From the entries that follow, list every line in which the string "with" appears.

[Raw records]
⟨

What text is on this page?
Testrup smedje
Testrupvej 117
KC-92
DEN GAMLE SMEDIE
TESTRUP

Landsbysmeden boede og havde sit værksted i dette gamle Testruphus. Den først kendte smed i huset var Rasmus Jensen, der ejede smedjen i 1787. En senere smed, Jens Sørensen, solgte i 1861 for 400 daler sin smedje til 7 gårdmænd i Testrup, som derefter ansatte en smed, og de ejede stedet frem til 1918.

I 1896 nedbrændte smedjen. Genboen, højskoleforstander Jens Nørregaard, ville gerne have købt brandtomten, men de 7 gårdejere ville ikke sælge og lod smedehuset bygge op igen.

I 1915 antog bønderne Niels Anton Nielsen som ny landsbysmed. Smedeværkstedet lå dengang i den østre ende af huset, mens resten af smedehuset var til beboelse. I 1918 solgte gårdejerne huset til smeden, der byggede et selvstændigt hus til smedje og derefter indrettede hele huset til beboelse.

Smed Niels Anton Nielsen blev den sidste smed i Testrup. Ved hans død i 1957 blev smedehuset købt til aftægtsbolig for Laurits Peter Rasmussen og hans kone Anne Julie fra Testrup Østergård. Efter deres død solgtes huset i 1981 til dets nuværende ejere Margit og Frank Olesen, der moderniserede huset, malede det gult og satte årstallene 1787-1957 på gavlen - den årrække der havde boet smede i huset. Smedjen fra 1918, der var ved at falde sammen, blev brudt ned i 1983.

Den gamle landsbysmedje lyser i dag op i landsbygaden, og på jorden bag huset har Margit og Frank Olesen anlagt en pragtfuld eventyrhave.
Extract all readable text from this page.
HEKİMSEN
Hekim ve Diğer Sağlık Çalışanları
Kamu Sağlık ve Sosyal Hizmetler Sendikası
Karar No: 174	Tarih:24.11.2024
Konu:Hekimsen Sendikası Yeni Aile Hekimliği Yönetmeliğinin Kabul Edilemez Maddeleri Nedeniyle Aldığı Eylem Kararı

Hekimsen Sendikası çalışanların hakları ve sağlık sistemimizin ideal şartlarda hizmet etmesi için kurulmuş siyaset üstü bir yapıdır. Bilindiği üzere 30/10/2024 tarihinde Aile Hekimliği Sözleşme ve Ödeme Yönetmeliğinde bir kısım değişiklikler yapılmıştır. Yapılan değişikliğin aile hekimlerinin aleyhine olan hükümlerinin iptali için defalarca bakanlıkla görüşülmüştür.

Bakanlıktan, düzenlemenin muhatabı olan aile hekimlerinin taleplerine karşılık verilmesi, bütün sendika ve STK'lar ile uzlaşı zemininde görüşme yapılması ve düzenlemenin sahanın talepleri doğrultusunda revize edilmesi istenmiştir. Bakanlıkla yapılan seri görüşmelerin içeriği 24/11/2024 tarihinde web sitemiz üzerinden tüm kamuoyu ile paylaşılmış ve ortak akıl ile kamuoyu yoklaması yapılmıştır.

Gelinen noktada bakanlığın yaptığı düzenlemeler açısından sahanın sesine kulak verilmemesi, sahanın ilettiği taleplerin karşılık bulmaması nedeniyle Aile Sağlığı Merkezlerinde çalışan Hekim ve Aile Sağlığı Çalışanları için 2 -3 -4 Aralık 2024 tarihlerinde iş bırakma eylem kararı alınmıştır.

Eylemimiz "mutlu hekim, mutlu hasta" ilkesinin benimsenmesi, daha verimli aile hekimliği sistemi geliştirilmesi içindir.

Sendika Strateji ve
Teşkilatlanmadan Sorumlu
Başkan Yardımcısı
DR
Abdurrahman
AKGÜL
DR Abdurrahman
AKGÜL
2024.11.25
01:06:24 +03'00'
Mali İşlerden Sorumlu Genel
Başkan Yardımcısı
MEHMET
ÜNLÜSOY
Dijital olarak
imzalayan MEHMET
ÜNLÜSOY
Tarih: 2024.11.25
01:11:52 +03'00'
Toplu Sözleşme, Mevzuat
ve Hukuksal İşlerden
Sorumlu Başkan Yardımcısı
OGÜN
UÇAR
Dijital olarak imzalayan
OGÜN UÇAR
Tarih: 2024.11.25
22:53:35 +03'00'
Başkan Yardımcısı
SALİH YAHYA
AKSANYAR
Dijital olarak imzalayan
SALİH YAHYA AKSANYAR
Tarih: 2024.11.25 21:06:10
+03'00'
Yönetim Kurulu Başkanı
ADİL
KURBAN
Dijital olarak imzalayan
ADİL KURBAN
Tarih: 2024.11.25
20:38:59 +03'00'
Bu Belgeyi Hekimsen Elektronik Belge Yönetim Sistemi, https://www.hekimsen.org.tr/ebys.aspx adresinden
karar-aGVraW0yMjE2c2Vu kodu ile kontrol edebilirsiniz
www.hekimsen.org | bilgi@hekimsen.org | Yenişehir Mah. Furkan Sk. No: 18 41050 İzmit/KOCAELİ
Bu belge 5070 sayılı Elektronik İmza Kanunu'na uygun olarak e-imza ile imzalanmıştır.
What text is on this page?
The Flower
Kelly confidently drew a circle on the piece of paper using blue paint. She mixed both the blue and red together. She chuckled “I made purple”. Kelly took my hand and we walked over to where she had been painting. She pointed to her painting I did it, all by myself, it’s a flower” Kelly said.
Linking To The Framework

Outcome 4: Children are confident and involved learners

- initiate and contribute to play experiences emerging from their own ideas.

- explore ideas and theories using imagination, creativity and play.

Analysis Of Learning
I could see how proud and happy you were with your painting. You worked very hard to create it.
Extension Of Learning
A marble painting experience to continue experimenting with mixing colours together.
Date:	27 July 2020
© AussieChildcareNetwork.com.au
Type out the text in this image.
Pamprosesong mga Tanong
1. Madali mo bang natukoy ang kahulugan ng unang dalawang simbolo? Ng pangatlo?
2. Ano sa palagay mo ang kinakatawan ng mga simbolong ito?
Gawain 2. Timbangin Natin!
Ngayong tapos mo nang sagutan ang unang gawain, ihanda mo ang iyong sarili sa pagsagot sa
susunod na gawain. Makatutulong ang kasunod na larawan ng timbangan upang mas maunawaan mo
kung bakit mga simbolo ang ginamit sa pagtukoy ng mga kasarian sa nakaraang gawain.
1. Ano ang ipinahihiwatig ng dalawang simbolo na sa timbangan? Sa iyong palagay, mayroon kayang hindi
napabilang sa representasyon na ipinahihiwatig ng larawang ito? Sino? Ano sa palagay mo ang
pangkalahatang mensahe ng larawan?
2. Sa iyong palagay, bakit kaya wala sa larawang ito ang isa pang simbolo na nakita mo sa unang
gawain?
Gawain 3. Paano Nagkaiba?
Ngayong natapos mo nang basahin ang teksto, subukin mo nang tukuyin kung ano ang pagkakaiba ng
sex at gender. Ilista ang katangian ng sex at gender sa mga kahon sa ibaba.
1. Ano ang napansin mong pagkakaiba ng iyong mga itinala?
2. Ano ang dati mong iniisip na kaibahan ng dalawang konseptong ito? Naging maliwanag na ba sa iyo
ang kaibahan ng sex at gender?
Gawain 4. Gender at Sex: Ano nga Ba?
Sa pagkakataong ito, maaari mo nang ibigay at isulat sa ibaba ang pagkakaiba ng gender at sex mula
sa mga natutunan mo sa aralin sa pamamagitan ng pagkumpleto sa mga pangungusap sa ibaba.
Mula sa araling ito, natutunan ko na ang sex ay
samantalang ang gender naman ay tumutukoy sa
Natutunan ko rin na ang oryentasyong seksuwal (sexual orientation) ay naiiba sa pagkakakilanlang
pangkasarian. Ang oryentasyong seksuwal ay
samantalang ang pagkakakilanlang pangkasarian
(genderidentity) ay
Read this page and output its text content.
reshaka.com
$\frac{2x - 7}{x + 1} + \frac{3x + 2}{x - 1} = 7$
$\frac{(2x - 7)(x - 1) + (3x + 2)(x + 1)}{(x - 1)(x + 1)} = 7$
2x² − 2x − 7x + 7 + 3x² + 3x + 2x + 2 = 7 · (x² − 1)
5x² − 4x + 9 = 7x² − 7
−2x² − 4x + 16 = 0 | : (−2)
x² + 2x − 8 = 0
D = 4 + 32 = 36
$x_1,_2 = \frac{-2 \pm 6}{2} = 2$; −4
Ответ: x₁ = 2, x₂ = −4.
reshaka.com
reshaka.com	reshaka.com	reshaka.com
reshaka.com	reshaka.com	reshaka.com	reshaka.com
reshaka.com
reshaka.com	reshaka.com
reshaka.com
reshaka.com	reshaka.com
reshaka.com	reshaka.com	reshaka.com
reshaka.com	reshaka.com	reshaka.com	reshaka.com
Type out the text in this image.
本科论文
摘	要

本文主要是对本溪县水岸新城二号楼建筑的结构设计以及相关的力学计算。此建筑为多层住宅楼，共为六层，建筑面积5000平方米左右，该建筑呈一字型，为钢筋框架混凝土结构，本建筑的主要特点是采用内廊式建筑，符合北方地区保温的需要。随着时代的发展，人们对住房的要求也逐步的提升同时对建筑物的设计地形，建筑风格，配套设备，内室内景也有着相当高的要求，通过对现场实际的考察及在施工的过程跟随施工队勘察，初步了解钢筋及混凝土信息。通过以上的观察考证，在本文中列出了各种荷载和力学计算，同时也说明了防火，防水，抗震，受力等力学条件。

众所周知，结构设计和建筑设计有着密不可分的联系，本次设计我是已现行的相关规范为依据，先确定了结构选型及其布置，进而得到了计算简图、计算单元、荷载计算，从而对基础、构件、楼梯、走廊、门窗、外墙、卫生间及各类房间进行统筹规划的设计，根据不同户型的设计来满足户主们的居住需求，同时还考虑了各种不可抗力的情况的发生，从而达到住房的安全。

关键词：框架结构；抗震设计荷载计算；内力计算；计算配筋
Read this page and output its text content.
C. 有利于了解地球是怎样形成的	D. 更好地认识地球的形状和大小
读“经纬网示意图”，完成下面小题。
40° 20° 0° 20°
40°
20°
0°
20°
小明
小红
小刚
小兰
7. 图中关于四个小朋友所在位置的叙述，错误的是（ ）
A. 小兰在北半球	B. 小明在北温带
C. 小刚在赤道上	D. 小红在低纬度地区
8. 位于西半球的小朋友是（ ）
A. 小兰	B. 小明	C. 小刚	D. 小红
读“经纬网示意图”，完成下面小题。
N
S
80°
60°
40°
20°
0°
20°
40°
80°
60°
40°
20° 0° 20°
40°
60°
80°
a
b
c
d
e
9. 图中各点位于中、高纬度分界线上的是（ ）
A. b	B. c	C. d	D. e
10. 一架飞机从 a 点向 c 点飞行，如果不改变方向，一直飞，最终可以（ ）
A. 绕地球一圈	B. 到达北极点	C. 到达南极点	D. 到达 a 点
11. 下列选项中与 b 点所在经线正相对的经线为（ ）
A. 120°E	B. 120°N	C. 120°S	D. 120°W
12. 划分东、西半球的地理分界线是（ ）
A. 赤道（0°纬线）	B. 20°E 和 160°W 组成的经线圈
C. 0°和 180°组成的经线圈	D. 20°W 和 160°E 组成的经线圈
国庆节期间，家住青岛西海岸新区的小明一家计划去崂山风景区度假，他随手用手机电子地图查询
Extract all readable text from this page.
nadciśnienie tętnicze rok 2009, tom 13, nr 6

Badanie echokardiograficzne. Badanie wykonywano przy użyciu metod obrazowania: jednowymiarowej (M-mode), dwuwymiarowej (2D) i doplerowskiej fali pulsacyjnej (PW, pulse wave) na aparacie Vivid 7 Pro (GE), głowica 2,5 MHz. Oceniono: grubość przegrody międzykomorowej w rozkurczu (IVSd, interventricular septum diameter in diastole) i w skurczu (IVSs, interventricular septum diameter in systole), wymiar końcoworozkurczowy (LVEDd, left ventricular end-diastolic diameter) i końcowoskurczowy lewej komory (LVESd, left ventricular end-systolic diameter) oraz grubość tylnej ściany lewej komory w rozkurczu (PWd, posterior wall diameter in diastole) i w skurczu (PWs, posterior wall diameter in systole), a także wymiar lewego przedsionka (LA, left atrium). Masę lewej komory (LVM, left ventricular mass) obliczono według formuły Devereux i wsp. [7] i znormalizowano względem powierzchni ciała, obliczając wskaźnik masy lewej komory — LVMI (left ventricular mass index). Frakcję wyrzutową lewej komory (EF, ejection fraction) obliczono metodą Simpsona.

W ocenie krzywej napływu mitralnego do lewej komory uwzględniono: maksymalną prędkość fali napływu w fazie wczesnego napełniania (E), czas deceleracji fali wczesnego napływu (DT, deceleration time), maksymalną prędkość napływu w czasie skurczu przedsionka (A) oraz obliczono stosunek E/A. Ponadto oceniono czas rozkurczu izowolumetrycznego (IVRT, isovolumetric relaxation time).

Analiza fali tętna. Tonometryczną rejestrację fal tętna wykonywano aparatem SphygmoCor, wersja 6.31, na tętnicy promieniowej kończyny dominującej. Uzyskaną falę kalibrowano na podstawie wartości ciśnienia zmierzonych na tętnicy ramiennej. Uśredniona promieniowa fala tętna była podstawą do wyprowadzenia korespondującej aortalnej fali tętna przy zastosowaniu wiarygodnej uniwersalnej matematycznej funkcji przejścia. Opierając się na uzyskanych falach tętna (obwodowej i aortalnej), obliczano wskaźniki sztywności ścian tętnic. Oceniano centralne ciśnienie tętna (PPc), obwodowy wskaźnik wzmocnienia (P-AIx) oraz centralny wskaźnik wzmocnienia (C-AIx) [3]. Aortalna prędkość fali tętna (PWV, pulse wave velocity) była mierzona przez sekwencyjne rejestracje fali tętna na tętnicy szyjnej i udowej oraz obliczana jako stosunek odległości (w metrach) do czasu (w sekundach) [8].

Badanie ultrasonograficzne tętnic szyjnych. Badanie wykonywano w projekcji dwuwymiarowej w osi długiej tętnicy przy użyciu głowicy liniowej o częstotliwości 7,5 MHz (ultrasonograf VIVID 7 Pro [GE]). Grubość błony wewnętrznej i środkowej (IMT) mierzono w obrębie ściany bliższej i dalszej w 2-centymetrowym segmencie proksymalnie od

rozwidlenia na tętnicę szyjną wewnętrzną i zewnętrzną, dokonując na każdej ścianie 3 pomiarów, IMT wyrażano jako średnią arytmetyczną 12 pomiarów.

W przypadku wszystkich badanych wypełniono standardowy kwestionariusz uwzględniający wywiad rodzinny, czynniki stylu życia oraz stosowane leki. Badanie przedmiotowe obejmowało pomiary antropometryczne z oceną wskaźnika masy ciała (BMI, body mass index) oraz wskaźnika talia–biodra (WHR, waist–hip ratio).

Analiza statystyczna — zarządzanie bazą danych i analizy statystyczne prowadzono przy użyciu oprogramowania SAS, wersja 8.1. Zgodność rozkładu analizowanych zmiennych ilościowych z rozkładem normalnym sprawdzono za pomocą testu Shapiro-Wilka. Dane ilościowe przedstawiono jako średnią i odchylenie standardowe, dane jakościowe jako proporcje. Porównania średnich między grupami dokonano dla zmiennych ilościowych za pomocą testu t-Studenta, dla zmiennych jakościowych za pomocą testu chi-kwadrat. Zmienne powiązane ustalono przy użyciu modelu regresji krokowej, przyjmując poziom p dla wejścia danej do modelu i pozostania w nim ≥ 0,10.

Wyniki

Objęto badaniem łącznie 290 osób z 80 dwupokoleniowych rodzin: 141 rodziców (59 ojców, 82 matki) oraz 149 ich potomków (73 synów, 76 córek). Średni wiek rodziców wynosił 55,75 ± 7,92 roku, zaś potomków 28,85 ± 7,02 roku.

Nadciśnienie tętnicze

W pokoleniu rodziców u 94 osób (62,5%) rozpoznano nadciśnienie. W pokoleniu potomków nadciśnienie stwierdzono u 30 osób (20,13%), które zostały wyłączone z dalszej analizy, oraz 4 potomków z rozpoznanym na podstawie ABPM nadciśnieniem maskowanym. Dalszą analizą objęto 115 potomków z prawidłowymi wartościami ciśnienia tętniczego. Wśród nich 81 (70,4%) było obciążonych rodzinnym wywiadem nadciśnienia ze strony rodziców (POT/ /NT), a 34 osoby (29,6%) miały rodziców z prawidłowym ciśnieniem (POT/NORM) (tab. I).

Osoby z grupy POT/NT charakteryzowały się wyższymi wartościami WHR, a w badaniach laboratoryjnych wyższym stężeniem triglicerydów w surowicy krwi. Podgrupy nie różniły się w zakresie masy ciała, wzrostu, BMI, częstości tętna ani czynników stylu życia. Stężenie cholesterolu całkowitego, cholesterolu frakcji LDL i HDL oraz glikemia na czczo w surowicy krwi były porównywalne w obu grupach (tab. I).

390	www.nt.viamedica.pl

⟩

Correct result:
I could see how proud and happy you were with your painting. You worked very hard to create it.
A marble painting experience to continue experimenting with mixing colours together.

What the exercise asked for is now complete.